◆ **SHORT EXERCISE**
Find every line in the records below that holds the word "inden", and copy each one.

---------------

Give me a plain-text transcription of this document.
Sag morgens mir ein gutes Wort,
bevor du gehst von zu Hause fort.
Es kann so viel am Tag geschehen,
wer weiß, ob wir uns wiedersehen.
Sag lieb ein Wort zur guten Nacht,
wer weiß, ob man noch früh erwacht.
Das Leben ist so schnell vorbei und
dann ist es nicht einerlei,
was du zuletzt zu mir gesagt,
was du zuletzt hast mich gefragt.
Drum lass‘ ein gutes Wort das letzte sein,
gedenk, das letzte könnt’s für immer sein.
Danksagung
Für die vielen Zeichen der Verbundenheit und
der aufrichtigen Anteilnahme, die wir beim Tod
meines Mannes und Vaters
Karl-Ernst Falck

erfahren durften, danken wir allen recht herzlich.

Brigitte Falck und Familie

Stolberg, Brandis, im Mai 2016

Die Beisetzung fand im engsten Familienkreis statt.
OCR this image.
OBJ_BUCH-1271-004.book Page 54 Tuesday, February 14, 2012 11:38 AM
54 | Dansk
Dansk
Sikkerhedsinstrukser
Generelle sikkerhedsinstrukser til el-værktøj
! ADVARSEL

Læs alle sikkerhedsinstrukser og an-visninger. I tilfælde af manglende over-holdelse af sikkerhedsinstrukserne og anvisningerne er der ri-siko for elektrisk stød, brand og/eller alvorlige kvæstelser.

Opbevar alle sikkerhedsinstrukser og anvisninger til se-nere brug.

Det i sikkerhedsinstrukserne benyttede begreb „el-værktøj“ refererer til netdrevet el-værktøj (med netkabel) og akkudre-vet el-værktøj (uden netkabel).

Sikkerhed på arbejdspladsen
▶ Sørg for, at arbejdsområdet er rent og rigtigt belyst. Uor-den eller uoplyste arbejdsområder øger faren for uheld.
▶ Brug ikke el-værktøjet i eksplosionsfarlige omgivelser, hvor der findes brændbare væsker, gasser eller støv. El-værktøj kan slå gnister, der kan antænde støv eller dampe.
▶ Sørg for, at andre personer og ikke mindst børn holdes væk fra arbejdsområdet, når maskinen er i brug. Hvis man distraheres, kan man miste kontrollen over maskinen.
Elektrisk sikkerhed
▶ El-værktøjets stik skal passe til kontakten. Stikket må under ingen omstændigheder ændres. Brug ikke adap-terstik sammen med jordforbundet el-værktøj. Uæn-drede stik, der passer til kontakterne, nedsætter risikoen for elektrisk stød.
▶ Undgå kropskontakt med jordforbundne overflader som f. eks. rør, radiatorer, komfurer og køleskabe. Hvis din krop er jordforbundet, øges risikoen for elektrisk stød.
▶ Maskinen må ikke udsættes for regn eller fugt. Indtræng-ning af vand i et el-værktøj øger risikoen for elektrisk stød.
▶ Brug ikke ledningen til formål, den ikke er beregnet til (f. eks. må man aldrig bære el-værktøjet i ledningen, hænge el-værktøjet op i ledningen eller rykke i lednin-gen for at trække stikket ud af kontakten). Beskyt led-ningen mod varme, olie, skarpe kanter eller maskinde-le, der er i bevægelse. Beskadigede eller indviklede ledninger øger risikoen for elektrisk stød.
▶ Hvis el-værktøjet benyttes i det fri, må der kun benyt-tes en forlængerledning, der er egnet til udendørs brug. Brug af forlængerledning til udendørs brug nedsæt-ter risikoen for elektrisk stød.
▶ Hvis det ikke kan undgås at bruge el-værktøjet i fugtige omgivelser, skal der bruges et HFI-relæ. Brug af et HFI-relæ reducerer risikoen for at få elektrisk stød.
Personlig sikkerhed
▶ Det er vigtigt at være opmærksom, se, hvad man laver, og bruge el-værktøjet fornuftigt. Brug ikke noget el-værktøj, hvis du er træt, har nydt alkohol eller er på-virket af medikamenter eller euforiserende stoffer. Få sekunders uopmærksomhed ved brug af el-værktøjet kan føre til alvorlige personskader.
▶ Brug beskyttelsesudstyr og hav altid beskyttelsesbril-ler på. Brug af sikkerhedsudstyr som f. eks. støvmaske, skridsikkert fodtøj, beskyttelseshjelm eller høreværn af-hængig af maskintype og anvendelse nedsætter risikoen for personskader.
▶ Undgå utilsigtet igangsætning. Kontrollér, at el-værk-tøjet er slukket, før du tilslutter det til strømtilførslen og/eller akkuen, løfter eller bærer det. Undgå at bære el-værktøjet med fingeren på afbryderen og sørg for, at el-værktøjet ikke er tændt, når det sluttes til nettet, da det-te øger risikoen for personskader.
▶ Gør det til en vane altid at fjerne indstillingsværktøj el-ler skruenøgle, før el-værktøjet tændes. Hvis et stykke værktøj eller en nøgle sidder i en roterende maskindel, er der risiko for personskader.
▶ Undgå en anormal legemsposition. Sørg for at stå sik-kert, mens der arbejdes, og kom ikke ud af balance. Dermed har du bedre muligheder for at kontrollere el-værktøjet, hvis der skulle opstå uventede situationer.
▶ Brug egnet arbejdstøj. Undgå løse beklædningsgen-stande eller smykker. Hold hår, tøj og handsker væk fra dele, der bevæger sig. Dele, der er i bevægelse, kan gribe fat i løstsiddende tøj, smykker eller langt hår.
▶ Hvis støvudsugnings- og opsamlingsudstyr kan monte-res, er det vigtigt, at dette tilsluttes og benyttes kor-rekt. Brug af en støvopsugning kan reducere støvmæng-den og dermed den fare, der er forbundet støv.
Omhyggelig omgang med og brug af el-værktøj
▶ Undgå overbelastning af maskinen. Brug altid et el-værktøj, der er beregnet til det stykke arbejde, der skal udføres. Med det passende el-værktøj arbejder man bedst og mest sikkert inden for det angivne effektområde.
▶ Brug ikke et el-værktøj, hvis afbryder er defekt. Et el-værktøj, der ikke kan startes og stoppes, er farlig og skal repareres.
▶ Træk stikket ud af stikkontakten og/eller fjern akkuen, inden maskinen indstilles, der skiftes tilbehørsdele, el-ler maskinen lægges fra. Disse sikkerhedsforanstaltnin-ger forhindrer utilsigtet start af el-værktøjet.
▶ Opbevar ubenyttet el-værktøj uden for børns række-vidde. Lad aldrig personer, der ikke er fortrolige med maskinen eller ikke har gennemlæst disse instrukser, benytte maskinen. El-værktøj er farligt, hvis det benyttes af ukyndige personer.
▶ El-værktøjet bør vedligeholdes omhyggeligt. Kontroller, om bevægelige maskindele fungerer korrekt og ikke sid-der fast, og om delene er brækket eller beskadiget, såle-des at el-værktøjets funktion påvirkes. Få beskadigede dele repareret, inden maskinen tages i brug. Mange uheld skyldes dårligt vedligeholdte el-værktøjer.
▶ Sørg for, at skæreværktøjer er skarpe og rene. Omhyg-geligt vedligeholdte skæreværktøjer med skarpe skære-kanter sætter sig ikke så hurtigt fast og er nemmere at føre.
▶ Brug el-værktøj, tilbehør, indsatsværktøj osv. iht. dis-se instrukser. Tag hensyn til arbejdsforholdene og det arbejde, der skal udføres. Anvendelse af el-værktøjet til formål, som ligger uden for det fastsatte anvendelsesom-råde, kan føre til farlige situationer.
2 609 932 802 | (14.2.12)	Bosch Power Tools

---------------

◆ **EXERCISE SOLUTION**
▶ Undgå overbelastning af maskinen. Brug altid et el-værktøj, der er beregnet til det stykke arbejde, der skal udføres. Med det passende el-værktøj arbejder man bedst og mest sikkert inden for det angivne effektområde.
▶ Træk stikket ud af stikkontakten og/eller fjern akkuen, inden maskinen indstilles, der skiftes tilbehørsdele, el-ler maskinen lægges fra. Disse sikkerhedsforanstaltnin-ger forhindrer utilsigtet start af el-værktøjet.
▶ El-værktøjet bør vedligeholdes omhyggeligt. Kontroller, om bevægelige maskindele fungerer korrekt og ikke sid-der fast, og om delene er brækket eller beskadiget, såle-des at el-værktøjets funktion påvirkes. Få beskadigede dele repareret, inden maskinen tages i brug. Mange uheld skyldes dårligt vedligeholdte el-værktøjer.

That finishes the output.